- [Records shown]
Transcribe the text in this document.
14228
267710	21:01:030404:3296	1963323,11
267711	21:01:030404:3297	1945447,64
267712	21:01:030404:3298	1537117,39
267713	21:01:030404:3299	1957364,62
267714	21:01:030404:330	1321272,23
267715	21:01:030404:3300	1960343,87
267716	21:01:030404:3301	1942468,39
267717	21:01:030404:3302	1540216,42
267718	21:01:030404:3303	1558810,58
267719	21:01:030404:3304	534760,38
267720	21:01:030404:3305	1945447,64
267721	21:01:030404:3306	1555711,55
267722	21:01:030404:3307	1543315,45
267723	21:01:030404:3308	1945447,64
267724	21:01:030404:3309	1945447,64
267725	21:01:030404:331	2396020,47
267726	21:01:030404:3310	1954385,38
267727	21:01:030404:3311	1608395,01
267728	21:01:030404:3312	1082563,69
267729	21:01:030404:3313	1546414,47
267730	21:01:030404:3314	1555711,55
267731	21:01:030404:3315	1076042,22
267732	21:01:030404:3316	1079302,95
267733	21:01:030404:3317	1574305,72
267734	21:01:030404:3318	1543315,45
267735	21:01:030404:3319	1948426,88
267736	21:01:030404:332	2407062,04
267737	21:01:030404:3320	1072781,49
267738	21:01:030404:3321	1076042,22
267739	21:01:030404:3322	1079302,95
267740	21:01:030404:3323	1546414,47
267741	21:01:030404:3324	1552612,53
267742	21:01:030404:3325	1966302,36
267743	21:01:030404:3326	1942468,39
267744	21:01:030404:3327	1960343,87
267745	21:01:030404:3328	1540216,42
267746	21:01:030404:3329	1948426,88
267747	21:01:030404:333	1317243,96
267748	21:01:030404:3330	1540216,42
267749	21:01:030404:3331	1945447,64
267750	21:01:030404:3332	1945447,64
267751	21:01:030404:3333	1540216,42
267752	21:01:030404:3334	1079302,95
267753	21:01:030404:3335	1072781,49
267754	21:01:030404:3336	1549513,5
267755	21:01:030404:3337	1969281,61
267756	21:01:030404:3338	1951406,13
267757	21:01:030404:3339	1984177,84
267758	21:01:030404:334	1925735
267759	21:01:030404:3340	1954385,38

- [Work to do]
Return each line of the records above exactly as it reads.

- [In response]
Transcribe the text in this document.
14228
267710	21:01:030404:3296	1963323,11
267711	21:01:030404:3297	1945447,64
267712	21:01:030404:3298	1537117,39
267713	21:01:030404:3299	1957364,62
267714	21:01:030404:330	1321272,23
267715	21:01:030404:3300	1960343,87
267716	21:01:030404:3301	1942468,39
267717	21:01:030404:3302	1540216,42
267718	21:01:030404:3303	1558810,58
267719	21:01:030404:3304	534760,38
267720	21:01:030404:3305	1945447,64
267721	21:01:030404:3306	1555711,55
267722	21:01:030404:3307	1543315,45
267723	21:01:030404:3308	1945447,64
267724	21:01:030404:3309	1945447,64
267725	21:01:030404:331	2396020,47
267726	21:01:030404:3310	1954385,38
267727	21:01:030404:3311	1608395,01
267728	21:01:030404:3312	1082563,69
267729	21:01:030404:3313	1546414,47
267730	21:01:030404:3314	1555711,55
267731	21:01:030404:3315	1076042,22
267732	21:01:030404:3316	1079302,95
267733	21:01:030404:3317	1574305,72
267734	21:01:030404:3318	1543315,45
267735	21:01:030404:3319	1948426,88
267736	21:01:030404:332	2407062,04
267737	21:01:030404:3320	1072781,49
267738	21:01:030404:3321	1076042,22
267739	21:01:030404:3322	1079302,95
267740	21:01:030404:3323	1546414,47
267741	21:01:030404:3324	1552612,53
267742	21:01:030404:3325	1966302,36
267743	21:01:030404:3326	1942468,39
267744	21:01:030404:3327	1960343,87
267745	21:01:030404:3328	1540216,42
267746	21:01:030404:3329	1948426,88
267747	21:01:030404:333	1317243,96
267748	21:01:030404:3330	1540216,42
267749	21:01:030404:3331	1945447,64
267750	21:01:030404:3332	1945447,64
267751	21:01:030404:3333	1540216,42
267752	21:01:030404:3334	1079302,95
267753	21:01:030404:3335	1072781,49
267754	21:01:030404:3336	1549513,5
267755	21:01:030404:3337	1969281,61
267756	21:01:030404:3338	1951406,13
267757	21:01:030404:3339	1984177,84
267758	21:01:030404:334	1925735
267759	21:01:030404:3340	1954385,38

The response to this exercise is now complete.